Extracts from a graphics dataset

════════

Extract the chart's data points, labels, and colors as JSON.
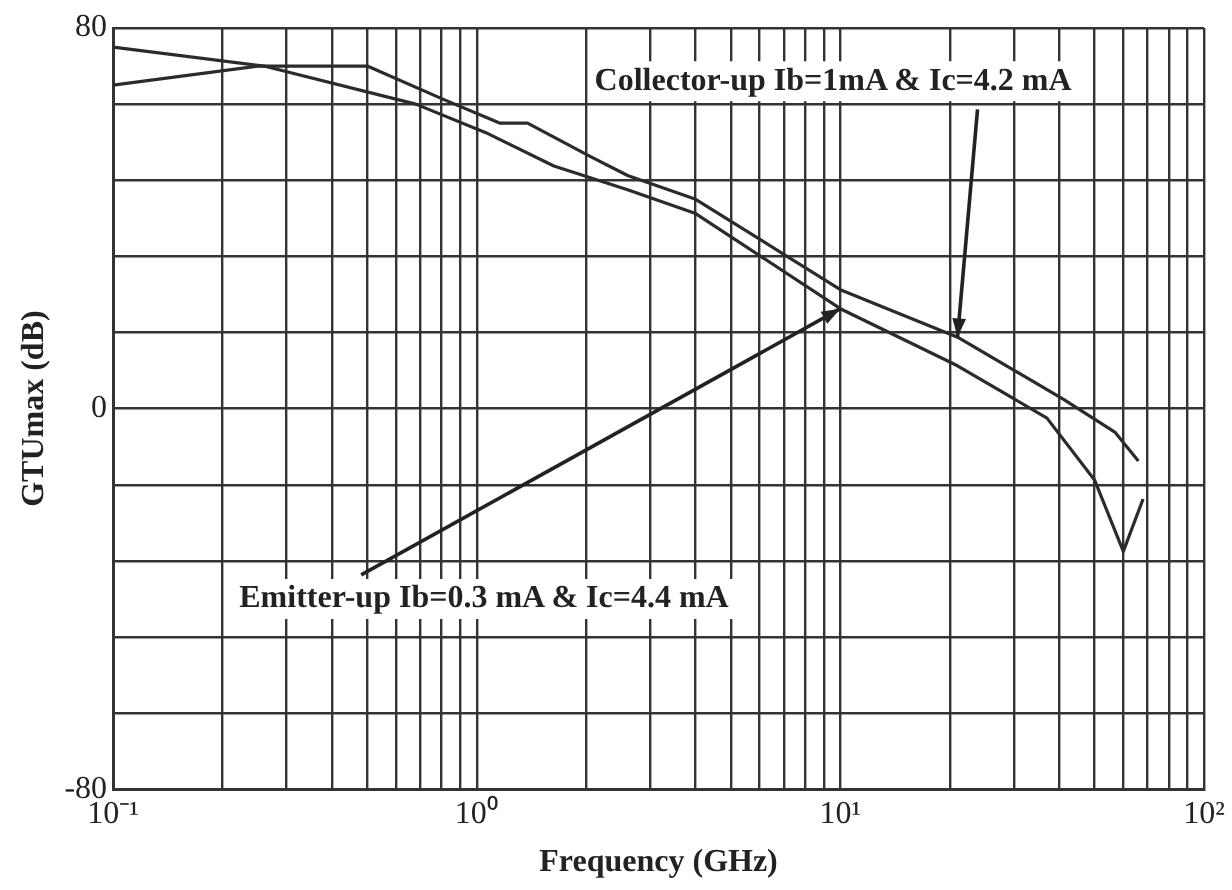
{
  "chart_data": {
    "type": "line",
    "xlabel": "Frequency (GHz)",
    "ylabel": "GTUmax (dB)",
    "log": "x",
    "grid": true,
    "legend": false,
    "marker": "none",
    "line_style": "solid",
    "xlim": [
      0.1,
      100
    ],
    "ylim": [
      -80,
      80
    ],
    "xticks": [
      {
        "value": 0.1,
        "label": "10⁻¹"
      },
      {
        "value": 0.2,
        "label": null
      },
      {
        "value": 0.3,
        "label": null
      },
      {
        "value": 0.4,
        "label": null
      },
      {
        "value": 0.5,
        "label": null
      },
      {
        "value": 0.6,
        "label": null
      },
      {
        "value": 0.7,
        "label": null
      },
      {
        "value": 0.8,
        "label": null
      },
      {
        "value": 0.9,
        "label": null
      },
      {
        "value": 1,
        "label": "10⁰"
      },
      {
        "value": 2,
        "label": null
      },
      {
        "value": 3,
        "label": null
      },
      {
        "value": 4,
        "label": null
      },
      {
        "value": 5,
        "label": null
      },
      {
        "value": 6,
        "label": null
      },
      {
        "value": 7,
        "label": null
      },
      {
        "value": 8,
        "label": null
      },
      {
        "value": 9,
        "label": null
      },
      {
        "value": 10,
        "label": "10¹"
      },
      {
        "value": 20,
        "label": null
      },
      {
        "value": 30,
        "label": null
      },
      {
        "value": 40,
        "label": null
      },
      {
        "value": 50,
        "label": null
      },
      {
        "value": 60,
        "label": null
      },
      {
        "value": 70,
        "label": null
      },
      {
        "value": 80,
        "label": null
      },
      {
        "value": 90,
        "label": null
      },
      {
        "value": 100,
        "label": "10²"
      }
    ],
    "yticks": [
      -80,
      {
        "value": -64,
        "label": null
      },
      {
        "value": -48,
        "label": null
      },
      {
        "value": -32,
        "label": null
      },
      {
        "value": -16,
        "label": null
      },
      0,
      {
        "value": 16,
        "label": null
      },
      {
        "value": 32,
        "label": null
      },
      {
        "value": 48,
        "label": null
      },
      {
        "value": 64,
        "label": null
      },
      80
    ],
    "series": [
      {
        "color": "#2b2b2b",
        "x": [
          0.1,
          0.26,
          0.68,
          1.06,
          1.63,
          2.6,
          4,
          10,
          21,
          37,
          50,
          60,
          68
        ],
        "values": [
          76,
          72,
          64,
          58,
          51,
          46,
          41,
          21,
          9,
          -2,
          -15,
          -30,
          -19
        ]
      },
      {
        "color": "#2b2b2b",
        "x": [
          0.1,
          0.25,
          0.5,
          0.81,
          1.16,
          1.38,
          2.05,
          2.6,
          4,
          10,
          21,
          41,
          57,
          66
        ],
        "values": [
          68,
          72,
          72,
          65,
          60,
          60,
          53,
          49,
          44,
          25,
          15,
          2,
          -5,
          -11
        ]
      }
    ],
    "annotations": [
      {
        "text": "Collector-up Ib=1mA & Ic=4.2 mA",
        "x": 21,
        "y": 15
      },
      {
        "text": "Emitter-up Ib=0.3 mA & Ic=4.4 mA",
        "x": 10,
        "y": 21
      }
    ]
  }
}
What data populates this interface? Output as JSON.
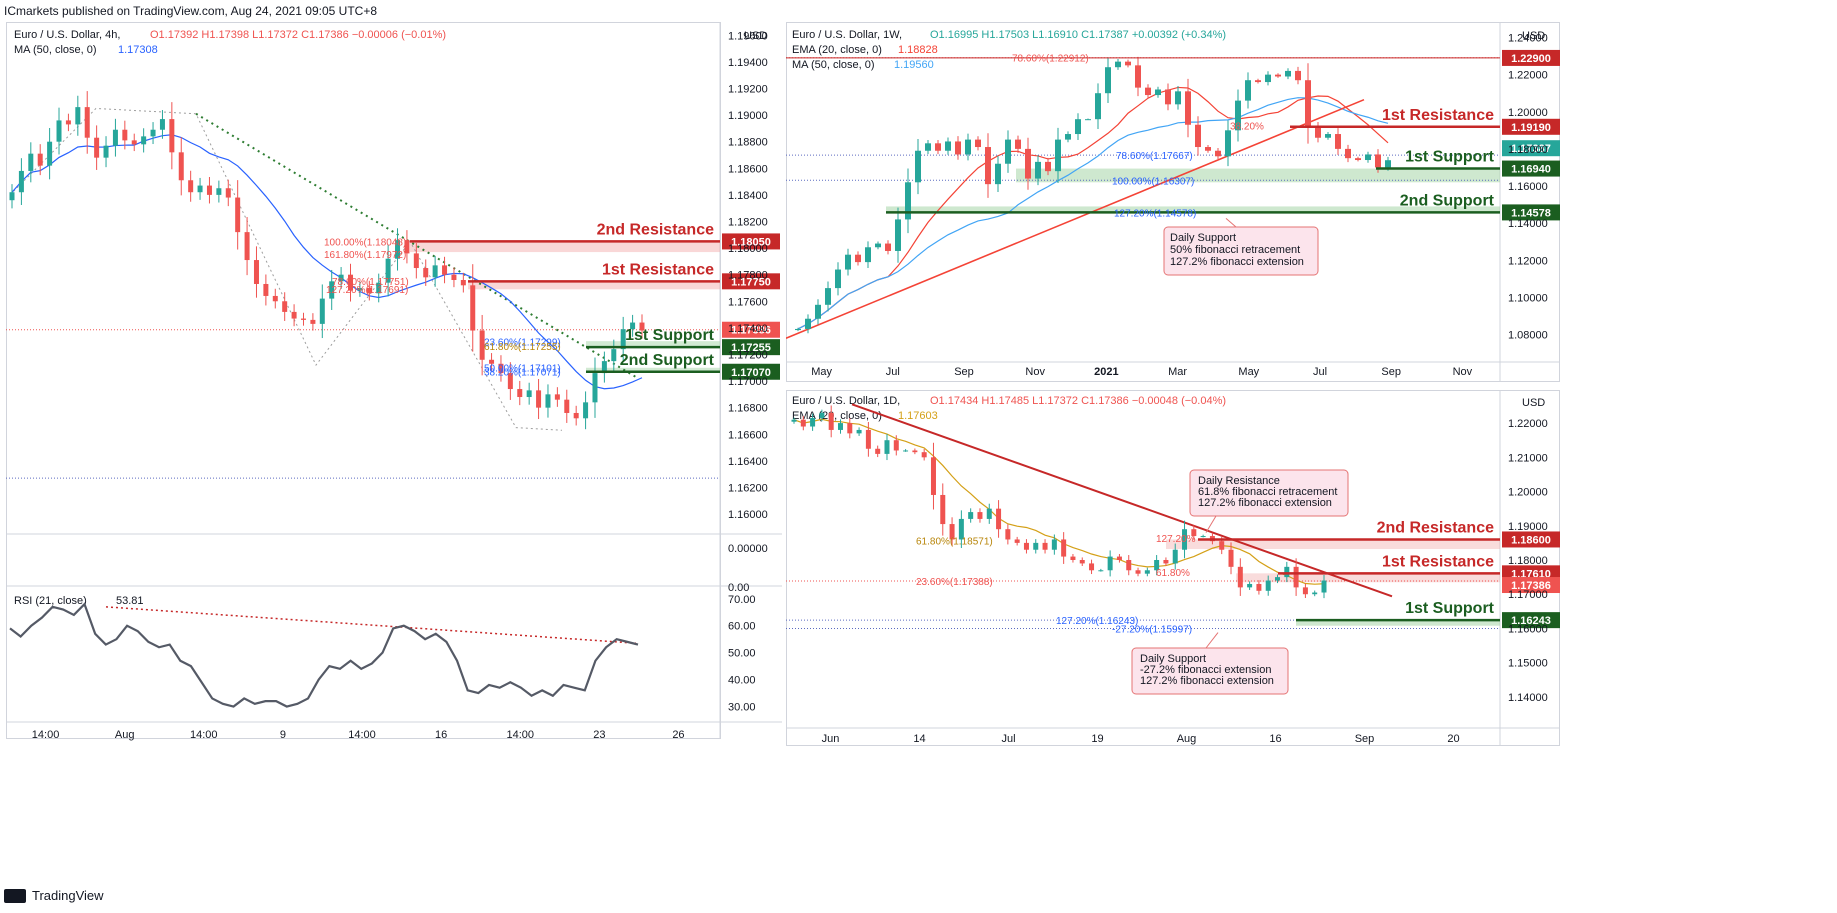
{
  "header": "ICmarkets published on TradingView.com, Aug 24, 2021 09:05 UTC+8",
  "footer": "TradingView",
  "colors": {
    "up": "#26a69a",
    "down": "#ef5350",
    "resistance": "#c62828",
    "support": "#1b5e20",
    "ma_blue": "#2962ff",
    "ema_orange": "#d4a017",
    "ema_red": "#f44336",
    "ma_light_blue": "#42a5f5"
  },
  "chart_data": [
    {
      "panel": "h4",
      "type": "candlestick",
      "symbol_line": "Euro / U.S. Dollar, 4h,",
      "ohlc": "O1.17392  H1.17398  L1.17372  C1.17386  −0.00006 (−0.01%)",
      "indicator_line": "MA (50, close, 0)",
      "indicator_value": "1.17308",
      "currency": "USD",
      "y_ticks": [
        "1.19600",
        "1.19400",
        "1.19200",
        "1.19000",
        "1.18800",
        "1.18600",
        "1.18400",
        "1.18200",
        "1.18000",
        "1.17800",
        "1.17600",
        "1.17400",
        "1.17200",
        "1.17000",
        "1.16800",
        "1.16600",
        "1.16400",
        "1.16200",
        "1.16000"
      ],
      "ylim": [
        1.1588,
        1.1967
      ],
      "x_ticks": [
        "14:00",
        "Aug",
        "14:00",
        "9",
        "14:00",
        "16",
        "14:00",
        "23",
        "26"
      ],
      "closes": [
        1.1842,
        1.1858,
        1.1871,
        1.1862,
        1.188,
        1.1896,
        1.1893,
        1.1906,
        1.1883,
        1.1868,
        1.1877,
        1.1889,
        1.1881,
        1.1878,
        1.1884,
        1.1889,
        1.1897,
        1.1872,
        1.1851,
        1.1842,
        1.1847,
        1.184,
        1.1845,
        1.1838,
        1.1812,
        1.1791,
        1.1773,
        1.1764,
        1.176,
        1.1752,
        1.1747,
        1.1746,
        1.1743,
        1.1762,
        1.1775,
        1.178,
        1.1768,
        1.177,
        1.1766,
        1.1774,
        1.1792,
        1.1806,
        1.1796,
        1.1785,
        1.1778,
        1.1787,
        1.178,
        1.1776,
        1.1772,
        1.1738,
        1.1716,
        1.1713,
        1.1706,
        1.1694,
        1.1688,
        1.1693,
        1.168,
        1.169,
        1.1686,
        1.1676,
        1.1672,
        1.1684,
        1.1706,
        1.1715,
        1.1724,
        1.1739,
        1.1744,
        1.1738
      ],
      "levels": [
        {
          "label": "2nd Resistance",
          "value": "1.18050",
          "kind": "resistance"
        },
        {
          "label": "1st Resistance",
          "value": "1.17750",
          "kind": "resistance"
        },
        {
          "label": "1st Support",
          "value": "1.17255",
          "kind": "support"
        },
        {
          "label": "2nd Support",
          "value": "1.17070",
          "kind": "support"
        }
      ],
      "current_price": "1.17386",
      "zero_tag": "0.00000",
      "fib_labels": [
        "100.00%(1.18048)",
        "161.80%(1.17972)",
        "78.60%(1.17751)",
        "127.20%(1.17691)",
        "23.60%(1.17299)",
        "61.80%(1.17255)",
        "50.00%(1.17101)",
        "38.20%(1.17071)"
      ],
      "rsi": {
        "label": "RSI (21, close)",
        "value": "53.81",
        "y_ticks": [
          "70.00",
          "60.00",
          "50.00",
          "40.00",
          "30.00"
        ],
        "top_tag": "0.00",
        "ylim": [
          25,
          74
        ],
        "values": [
          59,
          56,
          60,
          63,
          67,
          66,
          64,
          68,
          57,
          53,
          55,
          60,
          58,
          54,
          52,
          53,
          47,
          45,
          39,
          33,
          31,
          30,
          33,
          31,
          32,
          32,
          30,
          31,
          33,
          40,
          45,
          44,
          47,
          44,
          46,
          50,
          59,
          60,
          58,
          55,
          57,
          54,
          47,
          36,
          35,
          38,
          37,
          39,
          37,
          34,
          36,
          34,
          38,
          37,
          36,
          47,
          52,
          55,
          54,
          53
        ]
      }
    },
    {
      "panel": "1w",
      "type": "candlestick",
      "symbol_line": "Euro / U.S. Dollar, 1W,",
      "ohlc": "O1.16995  H1.17503  L1.16910  C1.17387  +0.00392 (+0.34%)",
      "indicator_lines": [
        {
          "label": "EMA (20, close, 0)",
          "value": "1.18828"
        },
        {
          "label": "MA (50, close, 0)",
          "value": "1.19560"
        }
      ],
      "currency": "USD",
      "y_ticks": [
        "1.24000",
        "1.22000",
        "1.20000",
        "1.18000",
        "1.16000",
        "1.14000",
        "1.12000",
        "1.10000",
        "1.08000"
      ],
      "ylim": [
        1.0695,
        1.2462
      ],
      "x_ticks": [
        "May",
        "Jul",
        "Sep",
        "Nov",
        "2021",
        "Mar",
        "May",
        "Jul",
        "Sep",
        "Nov"
      ],
      "closes": [
        1.083,
        1.0885,
        1.096,
        1.105,
        1.115,
        1.123,
        1.119,
        1.127,
        1.129,
        1.125,
        1.142,
        1.162,
        1.179,
        1.183,
        1.179,
        1.184,
        1.177,
        1.185,
        1.181,
        1.161,
        1.172,
        1.185,
        1.18,
        1.164,
        1.173,
        1.168,
        1.185,
        1.188,
        1.196,
        1.196,
        1.21,
        1.224,
        1.227,
        1.225,
        1.213,
        1.209,
        1.212,
        1.204,
        1.211,
        1.193,
        1.181,
        1.179,
        1.176,
        1.19,
        1.206,
        1.217,
        1.216,
        1.22,
        1.219,
        1.222,
        1.217,
        1.192,
        1.186,
        1.188,
        1.18,
        1.175,
        1.174,
        1.177,
        1.17,
        1.1739
      ],
      "levels": [
        {
          "label": "",
          "value": "1.22900",
          "kind": "resistance"
        },
        {
          "label": "1st Resistance",
          "value": "1.19190",
          "kind": "resistance"
        },
        {
          "label": "1st Support",
          "value": "1.16940",
          "kind": "support"
        },
        {
          "label": "2nd Support",
          "value": "1.14578",
          "kind": "support"
        }
      ],
      "current_price": "1.17387",
      "fib_labels": [
        "78.60%(1.22912)",
        "38.20%",
        "78.60%(1.17667)",
        "100.00%(1.16307)",
        "127.20%(1.14578)"
      ],
      "annotation": [
        "Daily Support",
        "50% fibonacci retracement",
        "127.2% fibonacci extension"
      ]
    },
    {
      "panel": "1d",
      "type": "candlestick",
      "symbol_line": "Euro / U.S. Dollar, 1D,",
      "ohlc": "O1.17434  H1.17485  L1.17372  C1.17386  −0.00048 (−0.04%)",
      "indicator_lines": [
        {
          "label": "EMA (20, close, 0)",
          "value": "1.17603"
        }
      ],
      "currency": "USD",
      "y_ticks": [
        "1.22000",
        "1.21000",
        "1.20000",
        "1.19000",
        "1.18000",
        "1.17000",
        "1.16000",
        "1.15000",
        "1.14000"
      ],
      "ylim": [
        1.1315,
        1.2285
      ],
      "x_ticks": [
        "Jun",
        "14",
        "Jul",
        "19",
        "Aug",
        "16",
        "Sep",
        "20"
      ],
      "closes": [
        1.221,
        1.219,
        1.2215,
        1.223,
        1.218,
        1.22,
        1.217,
        1.218,
        1.2125,
        1.211,
        1.215,
        1.212,
        1.212,
        1.2115,
        1.21,
        1.199,
        1.1905,
        1.186,
        1.192,
        1.194,
        1.192,
        1.195,
        1.189,
        1.186,
        1.185,
        1.183,
        1.185,
        1.183,
        1.186,
        1.181,
        1.18,
        1.179,
        1.177,
        1.177,
        1.181,
        1.18,
        1.177,
        1.176,
        1.177,
        1.18,
        1.179,
        1.183,
        1.189,
        1.187,
        1.187,
        1.1855,
        1.183,
        1.178,
        1.172,
        1.173,
        1.171,
        1.174,
        1.175,
        1.178,
        1.172,
        1.17,
        1.1705,
        1.174
      ],
      "levels": [
        {
          "label": "2nd Resistance",
          "value": "1.18600",
          "kind": "resistance"
        },
        {
          "label": "1st Resistance",
          "value": "1.17610",
          "kind": "resistance"
        },
        {
          "label": "1st Support",
          "value": "1.16243",
          "kind": "support"
        }
      ],
      "current_price": "1.17386",
      "fib_labels": [
        "61.80%(1.18571)",
        "127.20%",
        "61.80%",
        "23.60%(1.17388)",
        "127.20%(1.16243)",
        "-27.20%(1.15997)"
      ],
      "annotations": [
        [
          "Daily Resistance",
          "61.8% fibonacci retracement",
          "127.2% fibonacci extension"
        ],
        [
          "Daily Support",
          "-27.2% fibonacci extension",
          "127.2% fibonacci extension"
        ]
      ]
    }
  ]
}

════════

• The request: Pick out every line above that holds the word "text" and copy it.

• Task answer:
        "text": "Collector-up Ib=1mA & Ic=4.2 mA",
        "text": "Emitter-up Ib=0.3 mA & Ic=4.4 mA",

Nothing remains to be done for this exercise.